**What you will do:**
Repeat everything in the material exactly.

**Records for this task:**

□ □ □ □

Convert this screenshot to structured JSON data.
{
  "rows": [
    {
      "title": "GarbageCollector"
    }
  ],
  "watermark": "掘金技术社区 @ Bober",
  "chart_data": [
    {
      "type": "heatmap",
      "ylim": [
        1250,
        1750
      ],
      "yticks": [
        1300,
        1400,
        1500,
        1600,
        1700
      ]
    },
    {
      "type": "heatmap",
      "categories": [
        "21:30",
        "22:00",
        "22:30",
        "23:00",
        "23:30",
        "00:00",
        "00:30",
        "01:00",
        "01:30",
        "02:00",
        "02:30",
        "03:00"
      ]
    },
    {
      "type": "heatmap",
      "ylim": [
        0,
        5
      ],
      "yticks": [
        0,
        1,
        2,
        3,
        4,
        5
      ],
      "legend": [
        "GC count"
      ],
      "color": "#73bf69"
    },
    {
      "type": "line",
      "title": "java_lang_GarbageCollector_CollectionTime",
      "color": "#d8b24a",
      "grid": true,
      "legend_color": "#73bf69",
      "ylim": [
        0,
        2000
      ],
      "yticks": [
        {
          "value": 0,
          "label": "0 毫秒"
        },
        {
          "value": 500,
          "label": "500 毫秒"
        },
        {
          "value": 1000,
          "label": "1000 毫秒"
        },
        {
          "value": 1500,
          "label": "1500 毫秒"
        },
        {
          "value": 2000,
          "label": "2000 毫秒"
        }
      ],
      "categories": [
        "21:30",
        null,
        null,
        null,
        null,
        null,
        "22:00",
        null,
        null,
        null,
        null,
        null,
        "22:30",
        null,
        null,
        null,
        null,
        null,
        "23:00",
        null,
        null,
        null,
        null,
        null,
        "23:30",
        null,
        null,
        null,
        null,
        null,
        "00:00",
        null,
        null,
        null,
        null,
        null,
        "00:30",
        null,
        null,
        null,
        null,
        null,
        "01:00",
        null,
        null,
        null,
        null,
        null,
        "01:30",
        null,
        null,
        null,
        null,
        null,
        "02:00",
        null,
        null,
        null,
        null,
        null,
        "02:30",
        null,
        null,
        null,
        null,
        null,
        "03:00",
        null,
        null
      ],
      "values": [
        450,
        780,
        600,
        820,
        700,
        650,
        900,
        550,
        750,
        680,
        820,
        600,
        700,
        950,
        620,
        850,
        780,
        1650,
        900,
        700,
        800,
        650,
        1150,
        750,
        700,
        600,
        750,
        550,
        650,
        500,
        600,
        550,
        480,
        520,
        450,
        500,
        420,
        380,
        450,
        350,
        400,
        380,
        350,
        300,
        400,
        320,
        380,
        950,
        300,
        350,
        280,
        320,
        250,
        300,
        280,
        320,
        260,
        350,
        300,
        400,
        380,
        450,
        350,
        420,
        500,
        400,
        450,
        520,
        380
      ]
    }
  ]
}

□ □ □ □

**Output for this exercise:**
Convert this screenshot to structured JSON data.
{
  "rows": [
    {
      "title": "GarbageCollector"
    }
  ],
  "watermark": "掘金技术社区 @ Bober",
  "chart_data": [
    {
      "type": "heatmap",
      "ylim": [
        1250,
        1750
      ],
      "yticks": [
        1300,
        1400,
        1500,
        1600,
        1700
      ]
    },
    {
      "type": "heatmap",
      "categories": [
        "21:30",
        "22:00",
        "22:30",
        "23:00",
        "23:30",
        "00:00",
        "00:30",
        "01:00",
        "01:30",
        "02:00",
        "02:30",
        "03:00"
      ]
    },
    {
      "type": "heatmap",
      "ylim": [
        0,
        5
      ],
      "yticks": [
        0,
        1,
        2,
        3,
        4,
        5
      ],
      "legend": [
        "GC count"
      ],
      "color": "#73bf69"
    },
    {
      "type": "line",
      "title": "java_lang_GarbageCollector_CollectionTime",
      "color": "#d8b24a",
      "grid": true,
      "legend_color": "#73bf69",
      "ylim": [
        0,
        2000
      ],
      "yticks": [
        {
          "value": 0,
          "label": "0 毫秒"
        },
        {
          "value": 500,
          "label": "500 毫秒"
        },
        {
          "value": 1000,
          "label": "1000 毫秒"
        },
        {
          "value": 1500,
          "label": "1500 毫秒"
        },
        {
          "value": 2000,
          "label": "2000 毫秒"
        }
      ],
      "categories": [
        "21:30",
        null,
        null,
        null,
        null,
        null,
        "22:00",
        null,
        null,
        null,
        null,
        null,
        "22:30",
        null,
        null,
        null,
        null,
        null,
        "23:00",
        null,
        null,
        null,
        null,
        null,
        "23:30",
        null,
        null,
        null,
        null,
        null,
        "00:00",
        null,
        null,
        null,
        null,
        null,
        "00:30",
        null,
        null,
        null,
        null,
        null,
        "01:00",
        null,
        null,
        null,
        null,
        null,
        "01:30",
        null,
        null,
        null,
        null,
        null,
        "02:00",
        null,
        null,
        null,
        null,
        null,
        "02:30",
        null,
        null,
        null,
        null,
        null,
        "03:00",
        null,
        null
      ],
      "values": [
        450,
        780,
        600,
        820,
        700,
        650,
        900,
        550,
        750,
        680,
        820,
        600,
        700,
        950,
        620,
        850,
        780,
        1650,
        900,
        700,
        800,
        650,
        1150,
        750,
        700,
        600,
        750,
        550,
        650,
        500,
        600,
        550,
        480,
        520,
        450,
        500,
        420,
        380,
        450,
        350,
        400,
        380,
        350,
        300,
        400,
        320,
        380,
        950,
        300,
        350,
        280,
        320,
        250,
        300,
        280,
        320,
        260,
        350,
        300,
        400,
        380,
        450,
        350,
        420,
        500,
        400,
        450,
        520,
        380
      ]
    }
  ]
}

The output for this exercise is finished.